===== SUPPLIED ENTRIES
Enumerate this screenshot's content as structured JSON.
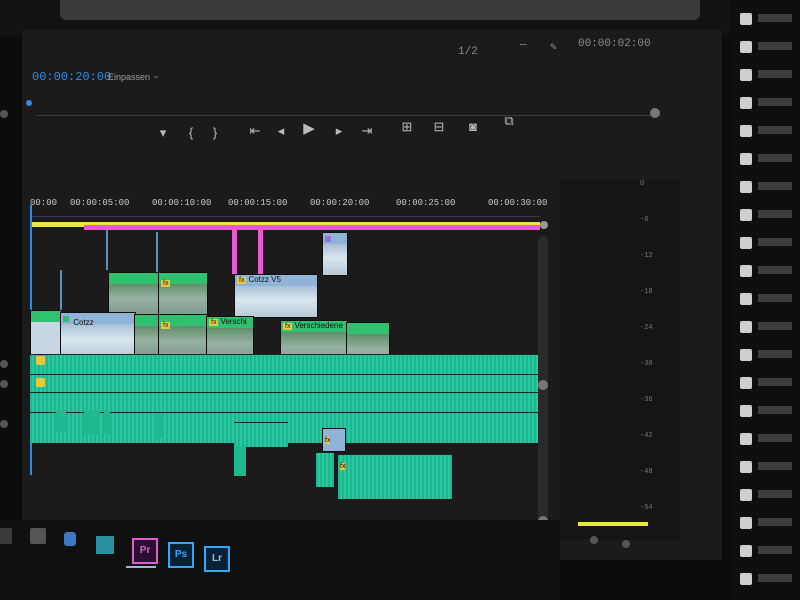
{
  "header": {
    "timecode": "00:00:20:00",
    "fit_label": "Einpassen",
    "resolution": "1/2",
    "duration": "00:00:02:00"
  },
  "transport": {
    "icons": [
      "marker-icon",
      "in-point-icon",
      "out-point-icon",
      "go-to-in-icon",
      "step-back-icon",
      "play-icon",
      "step-forward-icon",
      "go-to-out-icon",
      "insert-icon",
      "overwrite-icon",
      "export-frame-icon",
      "button-editor-icon"
    ]
  },
  "ruler": {
    "ticks": [
      "00:00",
      "00:00:05:00",
      "00:00:10:00",
      "00:00:15:00",
      "00:00:20:00",
      "00:00:25:00",
      "00:00:30:00"
    ]
  },
  "clips": {
    "v2_blue_label": "Cotzz V5",
    "v1_blue_label": "Cotzz",
    "v1_green_label": "Verschi",
    "v1_green2_label": "Verschiedene"
  },
  "taskbar": {
    "apps": [
      {
        "name": "premiere-pro",
        "label": "Pr",
        "color": "#e35ad3"
      },
      {
        "name": "photoshop",
        "label": "Ps",
        "color": "#31a8ff"
      },
      {
        "name": "lightroom",
        "label": "Lr",
        "color": "#31a8ff"
      }
    ]
  },
  "meter": {
    "ticks": [
      "0",
      "-6",
      "-12",
      "-18",
      "-24",
      "-30",
      "-36",
      "-42",
      "-48",
      "-54"
    ]
  },
  "colors": {
    "accent": "#2f8be6",
    "video_clip": "#2ec06a",
    "audio_clip": "#1fb88f",
    "work_area": "#e8e83a",
    "in_out_bar": "#e85ad0"
  }
}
==========
TASK DETAILS —
An exact transcription of all the entries is required, without the pictures.

TASK OUTPUT —
Enumerate this screenshot's content as structured JSON.
{
  "header": {
    "timecode": "00:00:20:00",
    "fit_label": "Einpassen",
    "resolution": "1/2",
    "duration": "00:00:02:00"
  },
  "transport": {
    "icons": [
      "marker-icon",
      "in-point-icon",
      "out-point-icon",
      "go-to-in-icon",
      "step-back-icon",
      "play-icon",
      "step-forward-icon",
      "go-to-out-icon",
      "insert-icon",
      "overwrite-icon",
      "export-frame-icon",
      "button-editor-icon"
    ]
  },
  "ruler": {
    "ticks": [
      "00:00",
      "00:00:05:00",
      "00:00:10:00",
      "00:00:15:00",
      "00:00:20:00",
      "00:00:25:00",
      "00:00:30:00"
    ]
  },
  "clips": {
    "v2_blue_label": "Cotzz V5",
    "v1_blue_label": "Cotzz",
    "v1_green_label": "Verschi",
    "v1_green2_label": "Verschiedene"
  },
  "taskbar": {
    "apps": [
      {
        "name": "premiere-pro",
        "label": "Pr",
        "color": "#e35ad3"
      },
      {
        "name": "photoshop",
        "label": "Ps",
        "color": "#31a8ff"
      },
      {
        "name": "lightroom",
        "label": "Lr",
        "color": "#31a8ff"
      }
    ]
  },
  "meter": {
    "ticks": [
      "0",
      "-6",
      "-12",
      "-18",
      "-24",
      "-30",
      "-36",
      "-42",
      "-48",
      "-54"
    ]
  },
  "colors": {
    "accent": "#2f8be6",
    "video_clip": "#2ec06a",
    "audio_clip": "#1fb88f",
    "work_area": "#e8e83a",
    "in_out_bar": "#e85ad0"
  }
}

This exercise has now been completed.